Records:
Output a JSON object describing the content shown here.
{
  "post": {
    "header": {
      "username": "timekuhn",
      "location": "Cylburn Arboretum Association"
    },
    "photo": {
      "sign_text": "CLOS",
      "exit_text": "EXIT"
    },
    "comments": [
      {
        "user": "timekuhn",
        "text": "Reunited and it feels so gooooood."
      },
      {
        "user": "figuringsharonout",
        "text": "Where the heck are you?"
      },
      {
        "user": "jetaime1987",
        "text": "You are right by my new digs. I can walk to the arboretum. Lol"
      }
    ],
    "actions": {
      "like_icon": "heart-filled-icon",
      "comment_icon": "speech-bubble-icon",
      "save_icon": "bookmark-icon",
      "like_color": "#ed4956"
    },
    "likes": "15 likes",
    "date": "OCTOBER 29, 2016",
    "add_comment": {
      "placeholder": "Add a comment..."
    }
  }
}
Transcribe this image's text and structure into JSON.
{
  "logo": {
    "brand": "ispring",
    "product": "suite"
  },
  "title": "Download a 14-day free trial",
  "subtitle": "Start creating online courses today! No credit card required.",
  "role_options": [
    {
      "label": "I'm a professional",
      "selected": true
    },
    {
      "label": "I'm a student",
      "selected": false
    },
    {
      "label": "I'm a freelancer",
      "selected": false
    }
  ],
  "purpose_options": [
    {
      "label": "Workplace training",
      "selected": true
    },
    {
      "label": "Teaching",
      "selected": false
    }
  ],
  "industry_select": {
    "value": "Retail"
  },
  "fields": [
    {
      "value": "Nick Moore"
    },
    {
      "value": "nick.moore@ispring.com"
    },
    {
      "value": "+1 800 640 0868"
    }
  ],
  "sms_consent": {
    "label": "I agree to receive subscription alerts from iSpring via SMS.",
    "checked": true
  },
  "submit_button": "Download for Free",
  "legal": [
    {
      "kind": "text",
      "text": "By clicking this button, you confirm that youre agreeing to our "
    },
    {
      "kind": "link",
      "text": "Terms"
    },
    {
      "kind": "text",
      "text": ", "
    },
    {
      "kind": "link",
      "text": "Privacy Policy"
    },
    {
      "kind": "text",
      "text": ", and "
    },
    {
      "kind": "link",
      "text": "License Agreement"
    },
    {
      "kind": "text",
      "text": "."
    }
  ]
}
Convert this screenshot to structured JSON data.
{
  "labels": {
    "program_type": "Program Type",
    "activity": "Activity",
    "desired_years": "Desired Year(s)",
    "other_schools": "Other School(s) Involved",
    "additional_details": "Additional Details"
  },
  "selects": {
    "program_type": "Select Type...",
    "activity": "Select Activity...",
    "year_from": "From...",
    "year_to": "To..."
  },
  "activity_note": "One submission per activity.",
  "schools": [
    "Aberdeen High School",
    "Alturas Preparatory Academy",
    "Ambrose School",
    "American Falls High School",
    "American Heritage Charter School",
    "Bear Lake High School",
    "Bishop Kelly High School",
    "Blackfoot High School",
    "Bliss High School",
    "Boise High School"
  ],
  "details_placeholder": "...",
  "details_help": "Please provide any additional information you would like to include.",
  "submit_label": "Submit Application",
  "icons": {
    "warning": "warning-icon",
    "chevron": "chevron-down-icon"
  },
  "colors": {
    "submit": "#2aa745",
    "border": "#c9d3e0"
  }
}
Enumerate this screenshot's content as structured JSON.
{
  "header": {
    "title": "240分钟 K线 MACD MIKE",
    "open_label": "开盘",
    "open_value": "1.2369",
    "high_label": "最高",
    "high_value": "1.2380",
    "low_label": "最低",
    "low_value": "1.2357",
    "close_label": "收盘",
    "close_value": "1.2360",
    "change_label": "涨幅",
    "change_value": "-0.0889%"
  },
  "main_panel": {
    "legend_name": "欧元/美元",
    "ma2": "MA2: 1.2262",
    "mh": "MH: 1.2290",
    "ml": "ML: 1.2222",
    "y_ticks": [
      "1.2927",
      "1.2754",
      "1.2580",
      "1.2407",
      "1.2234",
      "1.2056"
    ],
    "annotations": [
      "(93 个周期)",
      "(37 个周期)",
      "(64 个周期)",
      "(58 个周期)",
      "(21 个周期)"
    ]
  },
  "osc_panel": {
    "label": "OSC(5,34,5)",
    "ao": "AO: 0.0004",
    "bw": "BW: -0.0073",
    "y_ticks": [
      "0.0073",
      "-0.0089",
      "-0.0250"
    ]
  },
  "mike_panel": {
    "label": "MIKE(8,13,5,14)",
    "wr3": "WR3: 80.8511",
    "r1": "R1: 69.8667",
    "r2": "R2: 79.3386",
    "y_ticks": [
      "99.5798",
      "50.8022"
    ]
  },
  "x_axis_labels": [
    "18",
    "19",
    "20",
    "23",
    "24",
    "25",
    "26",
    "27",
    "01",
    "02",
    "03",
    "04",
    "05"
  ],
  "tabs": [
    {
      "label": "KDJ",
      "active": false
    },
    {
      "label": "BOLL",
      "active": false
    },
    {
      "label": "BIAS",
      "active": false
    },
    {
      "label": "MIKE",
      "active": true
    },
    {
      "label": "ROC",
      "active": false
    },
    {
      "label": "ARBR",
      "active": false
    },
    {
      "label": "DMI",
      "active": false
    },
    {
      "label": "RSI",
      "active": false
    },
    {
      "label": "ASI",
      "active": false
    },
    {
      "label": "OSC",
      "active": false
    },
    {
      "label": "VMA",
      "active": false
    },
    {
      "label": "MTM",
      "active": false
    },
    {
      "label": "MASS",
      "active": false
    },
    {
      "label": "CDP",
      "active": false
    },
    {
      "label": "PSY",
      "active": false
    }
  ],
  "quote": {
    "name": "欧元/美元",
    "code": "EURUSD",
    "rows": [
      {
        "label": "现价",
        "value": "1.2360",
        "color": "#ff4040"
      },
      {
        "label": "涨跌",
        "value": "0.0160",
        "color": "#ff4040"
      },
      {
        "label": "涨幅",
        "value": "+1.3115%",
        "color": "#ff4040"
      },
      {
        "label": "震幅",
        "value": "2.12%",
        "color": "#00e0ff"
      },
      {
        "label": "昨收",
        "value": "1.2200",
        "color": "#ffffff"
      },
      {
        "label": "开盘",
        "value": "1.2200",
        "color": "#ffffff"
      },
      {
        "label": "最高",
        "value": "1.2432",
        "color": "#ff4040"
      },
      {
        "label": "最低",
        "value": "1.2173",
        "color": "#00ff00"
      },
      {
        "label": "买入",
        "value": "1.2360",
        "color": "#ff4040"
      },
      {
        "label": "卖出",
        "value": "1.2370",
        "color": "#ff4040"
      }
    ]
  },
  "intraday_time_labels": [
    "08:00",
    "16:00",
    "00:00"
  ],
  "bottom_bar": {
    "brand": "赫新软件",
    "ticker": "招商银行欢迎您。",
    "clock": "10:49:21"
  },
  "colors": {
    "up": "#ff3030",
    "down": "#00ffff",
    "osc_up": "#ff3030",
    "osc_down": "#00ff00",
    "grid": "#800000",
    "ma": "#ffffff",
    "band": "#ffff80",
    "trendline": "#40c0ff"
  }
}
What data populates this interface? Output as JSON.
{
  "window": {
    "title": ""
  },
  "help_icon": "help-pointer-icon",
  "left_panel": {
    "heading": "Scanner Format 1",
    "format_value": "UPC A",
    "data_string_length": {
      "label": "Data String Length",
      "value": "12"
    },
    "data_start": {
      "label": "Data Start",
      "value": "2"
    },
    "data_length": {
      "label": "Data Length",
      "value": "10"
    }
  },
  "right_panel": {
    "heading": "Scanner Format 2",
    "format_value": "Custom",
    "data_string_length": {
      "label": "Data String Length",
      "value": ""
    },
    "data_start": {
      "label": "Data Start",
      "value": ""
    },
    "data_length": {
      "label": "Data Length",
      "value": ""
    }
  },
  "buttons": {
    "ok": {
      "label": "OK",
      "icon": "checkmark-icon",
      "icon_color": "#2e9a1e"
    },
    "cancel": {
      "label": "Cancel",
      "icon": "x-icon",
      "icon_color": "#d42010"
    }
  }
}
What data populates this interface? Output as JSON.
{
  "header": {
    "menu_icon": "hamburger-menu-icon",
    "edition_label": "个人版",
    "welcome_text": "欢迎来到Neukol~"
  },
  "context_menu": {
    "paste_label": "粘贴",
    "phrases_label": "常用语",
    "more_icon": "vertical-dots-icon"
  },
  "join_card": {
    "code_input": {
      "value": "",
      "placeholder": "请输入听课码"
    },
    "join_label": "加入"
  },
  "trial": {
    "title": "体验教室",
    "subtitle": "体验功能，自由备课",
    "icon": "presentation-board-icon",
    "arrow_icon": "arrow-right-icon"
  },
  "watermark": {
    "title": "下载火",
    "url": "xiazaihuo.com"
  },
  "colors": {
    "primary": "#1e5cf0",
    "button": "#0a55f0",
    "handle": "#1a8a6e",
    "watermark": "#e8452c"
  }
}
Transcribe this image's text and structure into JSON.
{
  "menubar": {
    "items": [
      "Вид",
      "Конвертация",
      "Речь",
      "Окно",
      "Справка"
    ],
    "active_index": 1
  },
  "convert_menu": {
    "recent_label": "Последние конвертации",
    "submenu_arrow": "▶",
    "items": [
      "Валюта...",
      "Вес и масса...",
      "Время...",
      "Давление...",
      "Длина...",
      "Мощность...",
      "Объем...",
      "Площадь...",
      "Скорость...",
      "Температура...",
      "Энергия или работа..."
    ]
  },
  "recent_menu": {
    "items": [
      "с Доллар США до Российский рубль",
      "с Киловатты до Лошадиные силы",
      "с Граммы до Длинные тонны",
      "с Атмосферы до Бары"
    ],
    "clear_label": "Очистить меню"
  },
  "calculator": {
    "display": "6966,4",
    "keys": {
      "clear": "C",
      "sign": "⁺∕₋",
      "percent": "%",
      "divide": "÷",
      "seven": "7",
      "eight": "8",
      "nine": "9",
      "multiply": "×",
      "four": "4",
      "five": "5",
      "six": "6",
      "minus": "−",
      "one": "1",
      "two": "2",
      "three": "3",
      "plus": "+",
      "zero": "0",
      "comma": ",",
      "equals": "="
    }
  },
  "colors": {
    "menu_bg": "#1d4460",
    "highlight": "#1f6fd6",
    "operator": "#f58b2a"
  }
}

Short task: Find every line above that contains the word "trial", and return each one.

Full answer:
  "title": "Download a 14-day free trial",
  "trial": {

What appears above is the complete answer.